**The task**:
Every record should be repeated exactly, except that pictures are left out.

— START OF Input data —

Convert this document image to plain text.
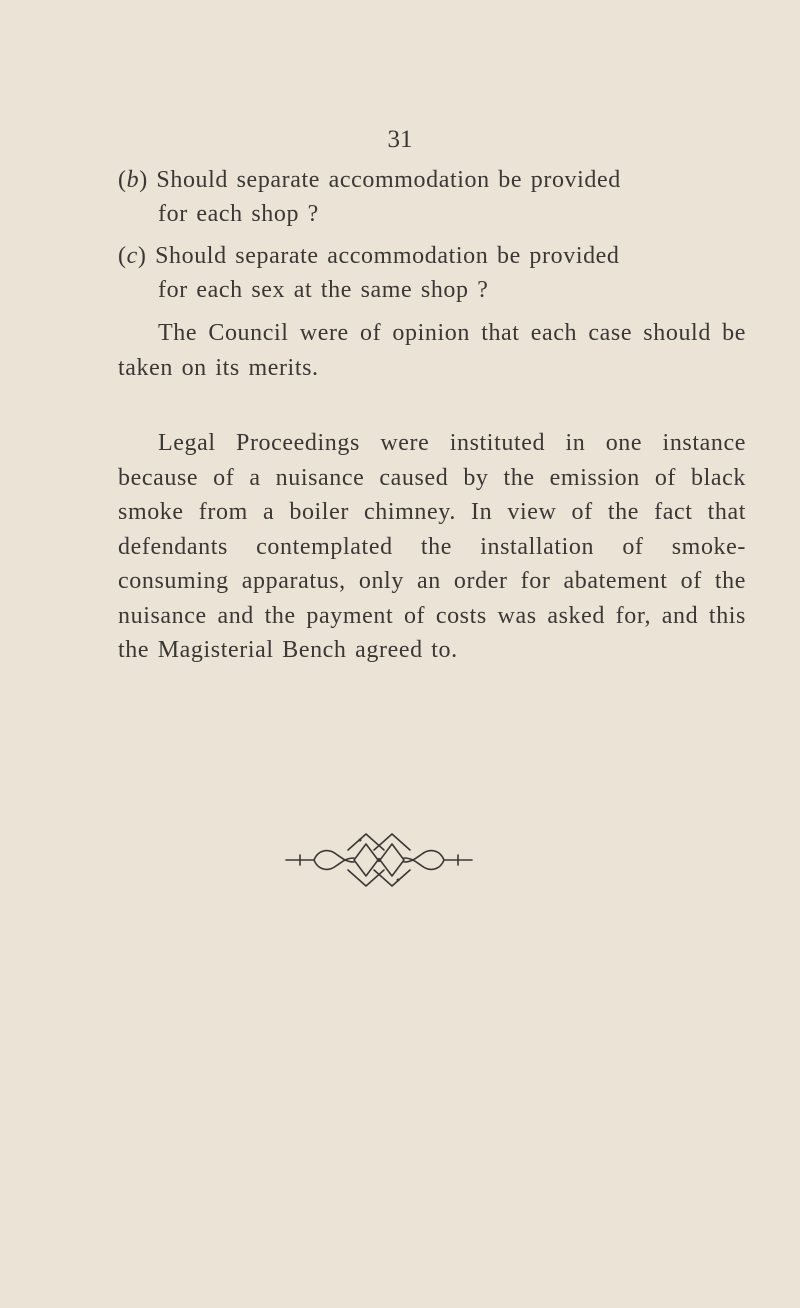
31
(b) Should separate accommodation be provided
for each shop ?
(c) Should separate accommodation be provided
for each sex at the same shop ?

The Council were of opinion that each case should be taken on its merits.

Legal Proceedings were instituted in one instance because of a nuisance caused by the emission of black smoke from a boiler chimney. In view of the fact that defendants contemplated the installation of smoke-consuming apparatus, only an order for abatement of the nuisance and the payment of costs was asked for, and this the Magisterial Bench agreed to.
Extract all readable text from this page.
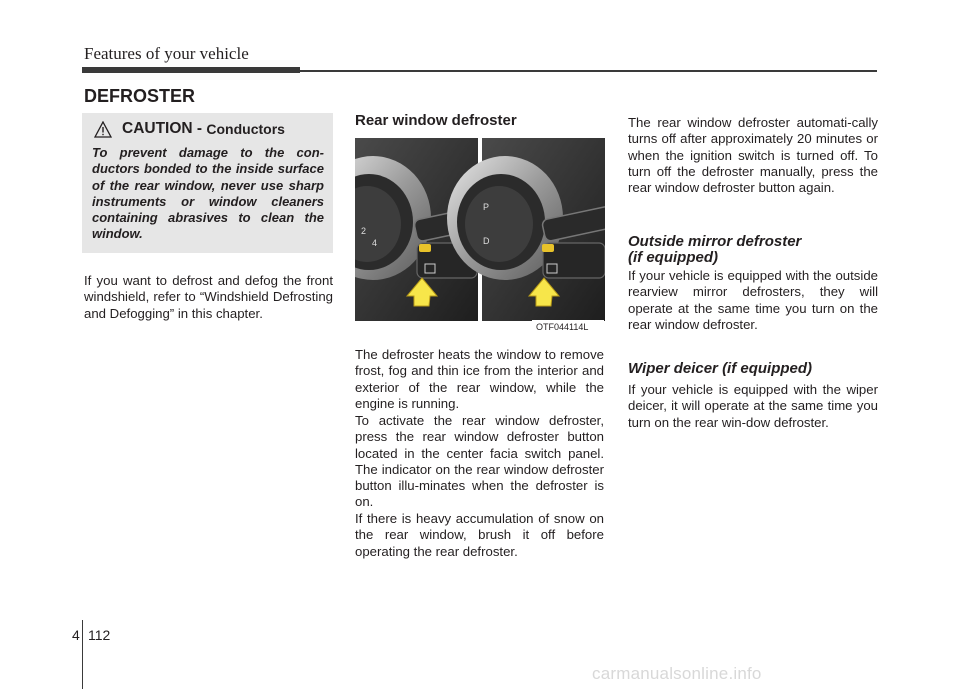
Features of your vehicle
DEFROSTER
CAUTION -
Conductors
To prevent damage to the con-ductors bonded to the inside surface of the rear window, never use sharp instruments or window cleaners containing abrasives to clean the window.
If you want to defrost and defog the front windshield, refer to “Windshield Defrosting and Defogging” in this chapter.
Rear window defroster
2
4
P
D
OTF044114L
The defroster heats the window to remove frost, fog and thin ice from the interior and exterior of the rear window, while the engine is running.
To activate the rear window defroster, press the rear window defroster button located in the center facia switch panel. The indicator on the rear window defroster button illu-minates when the defroster is on.
If there is heavy accumulation of snow on the rear window, brush it off before operating the rear defroster.
The rear window defroster automati-cally turns off after approximately 20 minutes or when the ignition switch is turned off. To turn off the defroster manually, press the rear window defroster button again.
Outside mirror defroster
(if equipped)
If your vehicle is equipped with the outside rearview mirror defrosters, they will operate at the same time you turn on the rear window defroster.
Wiper deicer (if equipped)
If your vehicle is equipped with the wiper deicer, it will operate at the same time you turn on the rear win-dow defroster.
4 112
carmanualsonline.info
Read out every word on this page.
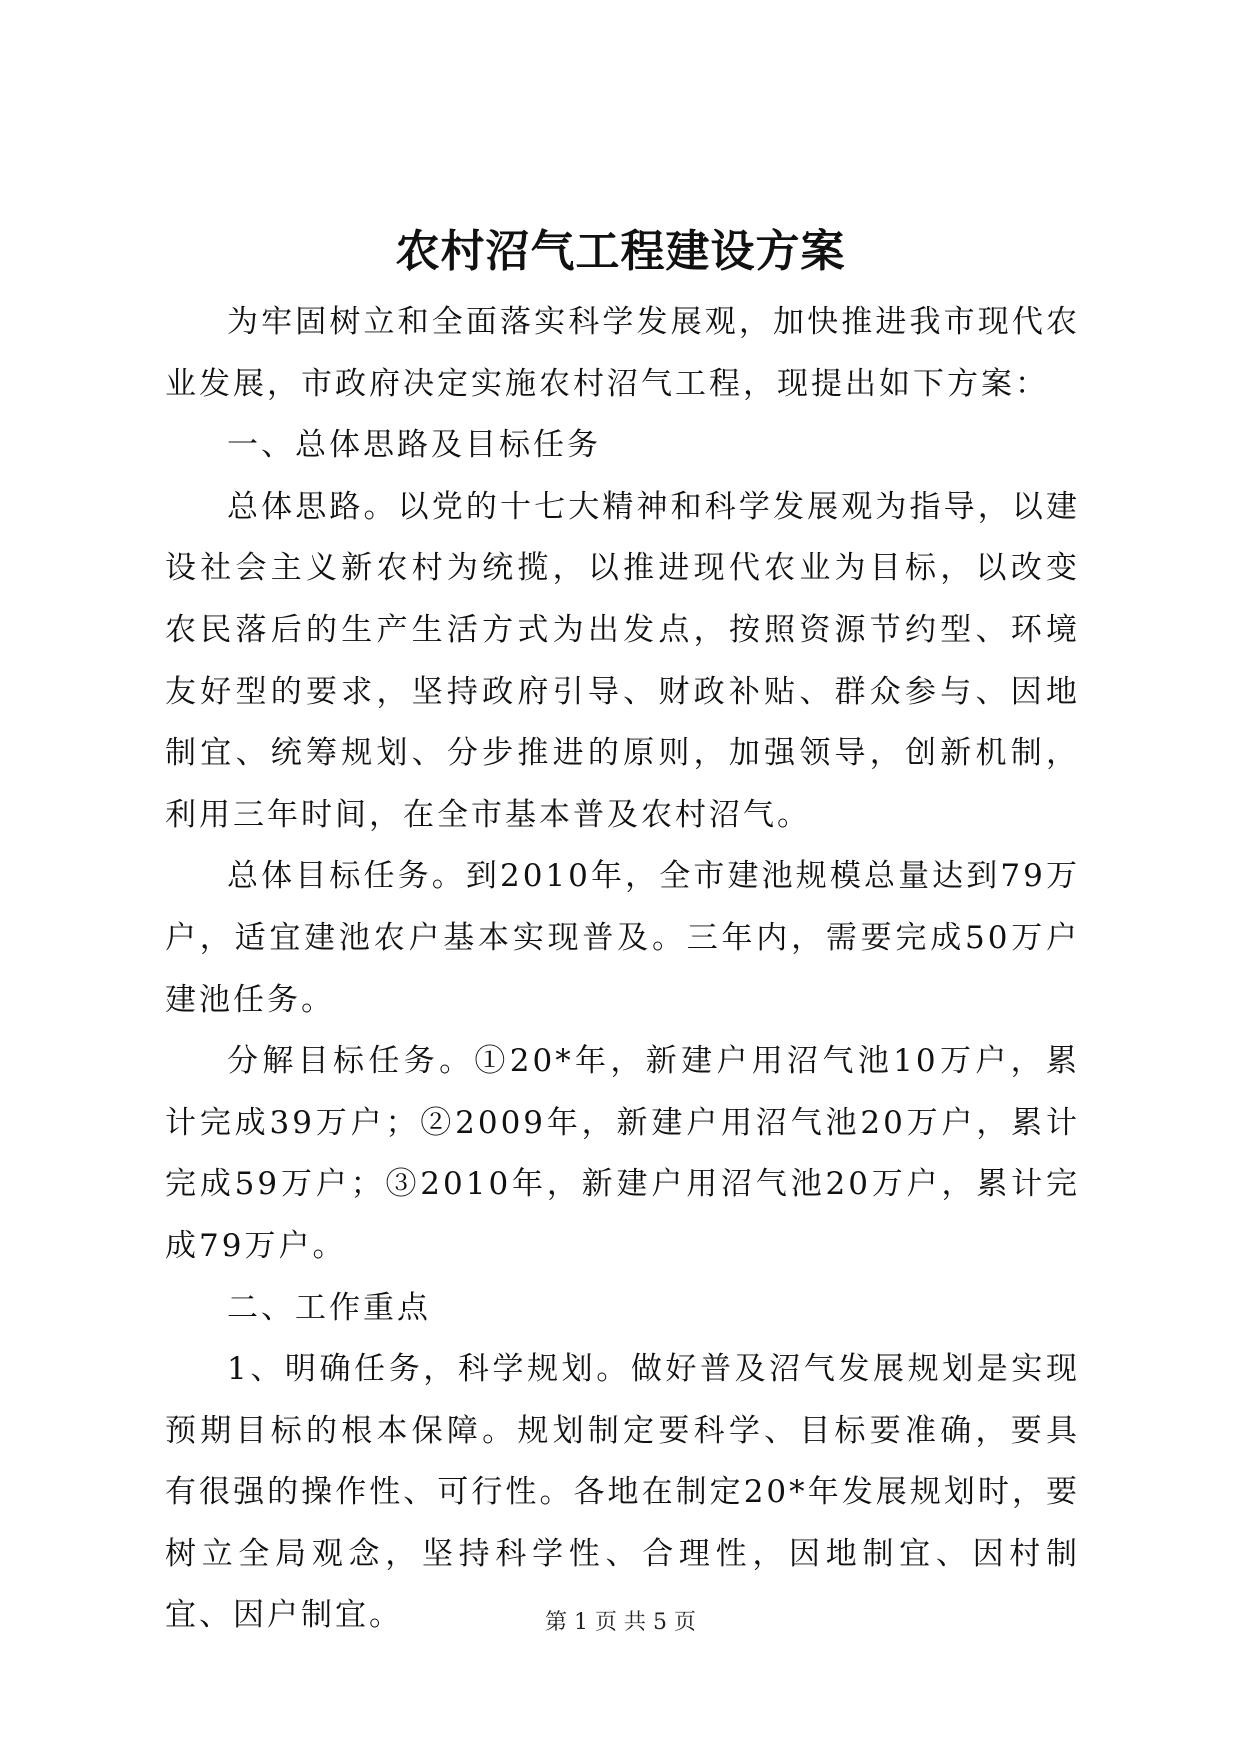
农村沼气工程建设方案

为牢固树立和全面落实科学发展观，加快推进我市现代农业发展，市政府决定实施农村沼气工程，现提出如下方案：

一、总体思路及目标任务

总体思路。以党的十七大精神和科学发展观为指导，以建设社会主义新农村为统揽，以推进现代农业为目标，以改变农民落后的生产生活方式为出发点，按照资源节约型、环境友好型的要求，坚持政府引导、财政补贴、群众参与、因地制宜、统筹规划、分步推进的原则，加强领导，创新机制，利用三年时间，在全市基本普及农村沼气。

总体目标任务。到2010年，全市建池规模总量达到79万户，适宜建池农户基本实现普及。三年内，需要完成50万户建池任务。

分解目标任务。①20*年，新建户用沼气池10万户，累计完成39万户；②2009年，新建户用沼气池20万户，累计完成59万户；③2010年，新建户用沼气池20万户，累计完成79万户。

二、工作重点

1、明确任务，科学规划。做好普及沼气发展规划是实现预期目标的根本保障。规划制定要科学、目标要准确，要具有很强的操作性、可行性。各地在制定20*年发展规划时，要树立全局观念，坚持科学性、合理性，因地制宜、因村制宜、因户制宜。	第 1 页 共 5 页
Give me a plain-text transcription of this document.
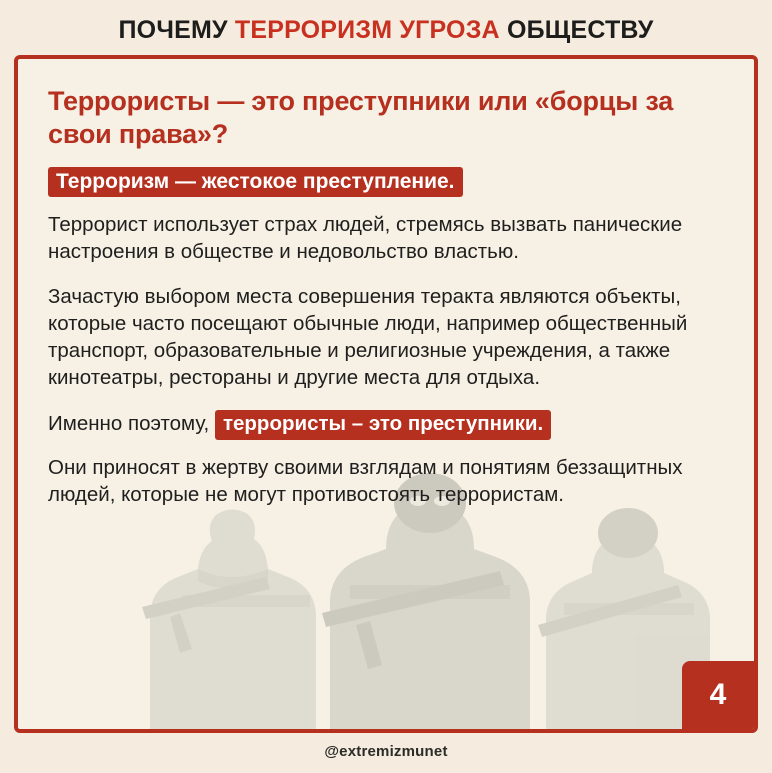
ПОЧЕМУ ТЕРРОРИЗМ УГРОЗА ОБЩЕСТВУ
Террористы — это преступники или «борцы за свои права»?
Терроризм — жестокое преступление.

Террорист использует страх людей, стремясь вызвать панические настроения в обществе и недовольство властью.

Зачастую выбором места совершения теракта являются объекты, которые часто посещают обычные люди, например общественный транспорт, образовательные и религиозные учреждения, а также кинотеатры, рестораны и другие места для отдыха.

Именно поэтому, террористы – это преступники.

Они приносят в жертву своими взглядам и понятиям беззащитных людей, которые не могут противостоять террористам.

4
@extremizmunet
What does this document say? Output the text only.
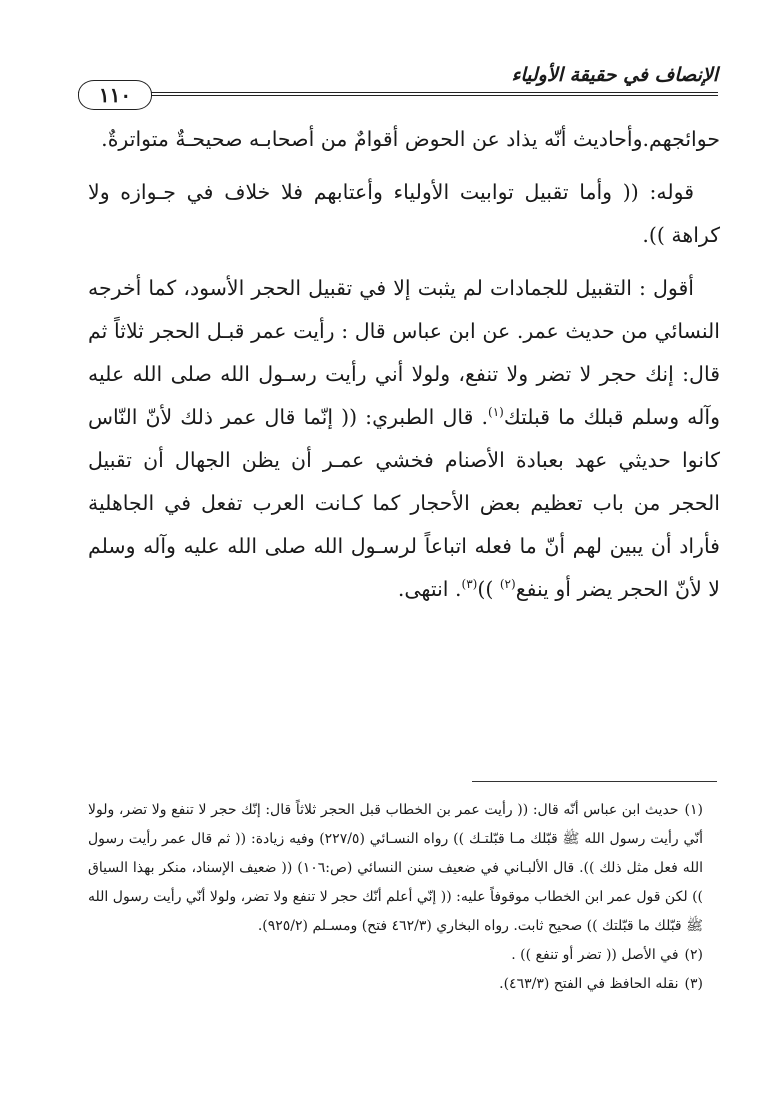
الإنصاف في حقيقة الأولياء
١١٠

حوائجهم.وأحاديث أنّه يذاد عن الحوض أقوامٌ من أصحابـه صحيحـةٌ متواترةٌ.

قوله: (( وأما تقبيل توابيت الأولياء وأعتابهم فلا خلاف في جـوازه ولا كراهة )).

أقول : التقبيل للجمادات لم يثبت إلا في تقبيل الحجر الأسود، كما أخرجه النسائي من حديث عمر. عن ابن عباس قال : رأيت عمر قبـل الحجر ثلاثاً ثم قال: إنك حجر لا تضر ولا تنفع، ولولا أني رأيت رسـول الله صلى الله عليه وآله وسلم قبلك ما قبلتك$^{(١)}$. قال الطبري: (( إنّما قال عمر ذلك لأنّ النّاس كانوا حديثي عهد بعبادة الأصنام فخشي عمـر أن يظن الجهال أن تقبيل الحجر من باب تعظيم بعض الأحجار كما كـانت العرب تفعل في الجاهلية فأراد أن يبين لهم أنّ ما فعله اتباعاً لرسـول الله صلى الله عليه وآله وسلم لا لأنّ الحجر يضر أو ينفع$^{(٢)}$ ))$^{(٣)}$. انتهى.

(١)حديث ابن عباس أنّه قال: (( رأيت عمر بن الخطاب قبل الحجر ثلاثاً قال: إنّك حجر لا تنفع ولا تضر، ولولا أنّي رأيت رسول الله ﷺ قبّلك مـا قبّلتـك )) رواه النسـائي (٢٢٧/٥) وفيه زيادة: (( ثم قال عمر رأيت رسول الله فعل مثل ذلك )). قال الألبـاني في ضعيف سنن النسائي (ص:١٠٦) (( ضعيف الإسناد، منكر بهذا السياق )) لكن قول عمر ابن الخطاب موقوفاً عليه: (( إنّي أعلم أنّك حجر لا تنفع ولا تضر، ولولا أنّي رأيت رسول الله ﷺ قبّلك ما قبّلتك )) صحيح ثابت. رواه البخاري (٤٦٢/٣ فتح) ومسـلم (٩٢٥/٢).

(٢)في الأصل (( تضر أو تنفع )) .

(٣)نقله الحافظ في الفتح (٤٦٣/٣).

— END OF Input data —

**Result of the task**:
Convert this document image to plain text.
31
(b) Should separate accommodation be provided
for each shop ?
(c) Should separate accommodation be provided
for each sex at the same shop ?

The Council were of opinion that each case should be taken on its merits.

Legal Proceedings were instituted in one instance because of a nuisance caused by the emission of black smoke from a boiler chimney. In view of the fact that defendants contemplated the installation of smoke-consuming apparatus, only an order for abatement of the nuisance and the payment of costs was asked for, and this the Magisterial Bench agreed to.
Extract all readable text from this page.
Features of your vehicle
DEFROSTER
CAUTION -
Conductors
To prevent damage to the con-ductors bonded to the inside surface of the rear window, never use sharp instruments or window cleaners containing abrasives to clean the window.
If you want to defrost and defog the front windshield, refer to “Windshield Defrosting and Defogging” in this chapter.
Rear window defroster
2
4
P
D
OTF044114L
The defroster heats the window to remove frost, fog and thin ice from the interior and exterior of the rear window, while the engine is running.
To activate the rear window defroster, press the rear window defroster button located in the center facia switch panel. The indicator on the rear window defroster button illu-minates when the defroster is on.
If there is heavy accumulation of snow on the rear window, brush it off before operating the rear defroster.
The rear window defroster automati-cally turns off after approximately 20 minutes or when the ignition switch is turned off. To turn off the defroster manually, press the rear window defroster button again.
Outside mirror defroster
(if equipped)
If your vehicle is equipped with the outside rearview mirror defrosters, they will operate at the same time you turn on the rear window defroster.
Wiper deicer (if equipped)
If your vehicle is equipped with the wiper deicer, it will operate at the same time you turn on the rear win-dow defroster.
4 112
carmanualsonline.info
Read out every word on this page.
农村沼气工程建设方案

为牢固树立和全面落实科学发展观，加快推进我市现代农业发展，市政府决定实施农村沼气工程，现提出如下方案：

一、总体思路及目标任务

总体思路。以党的十七大精神和科学发展观为指导，以建设社会主义新农村为统揽，以推进现代农业为目标，以改变农民落后的生产生活方式为出发点，按照资源节约型、环境友好型的要求，坚持政府引导、财政补贴、群众参与、因地制宜、统筹规划、分步推进的原则，加强领导，创新机制，利用三年时间，在全市基本普及农村沼气。

总体目标任务。到2010年，全市建池规模总量达到79万户，适宜建池农户基本实现普及。三年内，需要完成50万户建池任务。

分解目标任务。①20*年，新建户用沼气池10万户，累计完成39万户；②2009年，新建户用沼气池20万户，累计完成59万户；③2010年，新建户用沼气池20万户，累计完成79万户。

二、工作重点

1、明确任务，科学规划。做好普及沼气发展规划是实现预期目标的根本保障。规划制定要科学、目标要准确，要具有很强的操作性、可行性。各地在制定20*年发展规划时，要树立全局观念，坚持科学性、合理性，因地制宜、因村制宜、因户制宜。	第 1 页 共 5 页
Give me a plain-text transcription of this document.
ПОЧЕМУ ТЕРРОРИЗМ УГРОЗА ОБЩЕСТВУ
Террористы — это преступники или «борцы за свои права»?
Терроризм — жестокое преступление.

Террорист использует страх людей, стремясь вызвать панические настроения в обществе и недовольство властью.

Зачастую выбором места совершения теракта являются объекты, которые часто посещают обычные люди, например общественный транспорт, образовательные и религиозные учреждения, а также кинотеатры, рестораны и другие места для отдыха.

Именно поэтому, террористы – это преступники.

Они приносят в жертву своими взглядам и понятиям беззащитных людей, которые не могут противостоять террористам.

4
@extremizmunet
What does this document say? Output the text only.
الإنصاف في حقيقة الأولياء
١١٠

حوائجهم.وأحاديث أنّه يذاد عن الحوض أقوامٌ من أصحابـه صحيحـةٌ متواترةٌ.

قوله: (( وأما تقبيل توابيت الأولياء وأعتابهم فلا خلاف في جـوازه ولا كراهة )).

أقول : التقبيل للجمادات لم يثبت إلا في تقبيل الحجر الأسود، كما أخرجه النسائي من حديث عمر. عن ابن عباس قال : رأيت عمر قبـل الحجر ثلاثاً ثم قال: إنك حجر لا تضر ولا تنفع، ولولا أني رأيت رسـول الله صلى الله عليه وآله وسلم قبلك ما قبلتك$^{(١)}$. قال الطبري: (( إنّما قال عمر ذلك لأنّ النّاس كانوا حديثي عهد بعبادة الأصنام فخشي عمـر أن يظن الجهال أن تقبيل الحجر من باب تعظيم بعض الأحجار كما كـانت العرب تفعل في الجاهلية فأراد أن يبين لهم أنّ ما فعله اتباعاً لرسـول الله صلى الله عليه وآله وسلم لا لأنّ الحجر يضر أو ينفع$^{(٢)}$ ))$^{(٣)}$. انتهى.

(١)حديث ابن عباس أنّه قال: (( رأيت عمر بن الخطاب قبل الحجر ثلاثاً قال: إنّك حجر لا تنفع ولا تضر، ولولا أنّي رأيت رسول الله ﷺ قبّلك مـا قبّلتـك )) رواه النسـائي (٢٢٧/٥) وفيه زيادة: (( ثم قال عمر رأيت رسول الله فعل مثل ذلك )). قال الألبـاني في ضعيف سنن النسائي (ص:١٠٦) (( ضعيف الإسناد، منكر بهذا السياق )) لكن قول عمر ابن الخطاب موقوفاً عليه: (( إنّي أعلم أنّك حجر لا تنفع ولا تضر، ولولا أنّي رأيت رسول الله ﷺ قبّلك ما قبّلتك )) صحيح ثابت. رواه البخاري (٤٦٢/٣ فتح) ومسـلم (٩٢٥/٢).

(٢)في الأصل (( تضر أو تنفع )) .

(٣)نقله الحافظ في الفتح (٤٦٣/٣).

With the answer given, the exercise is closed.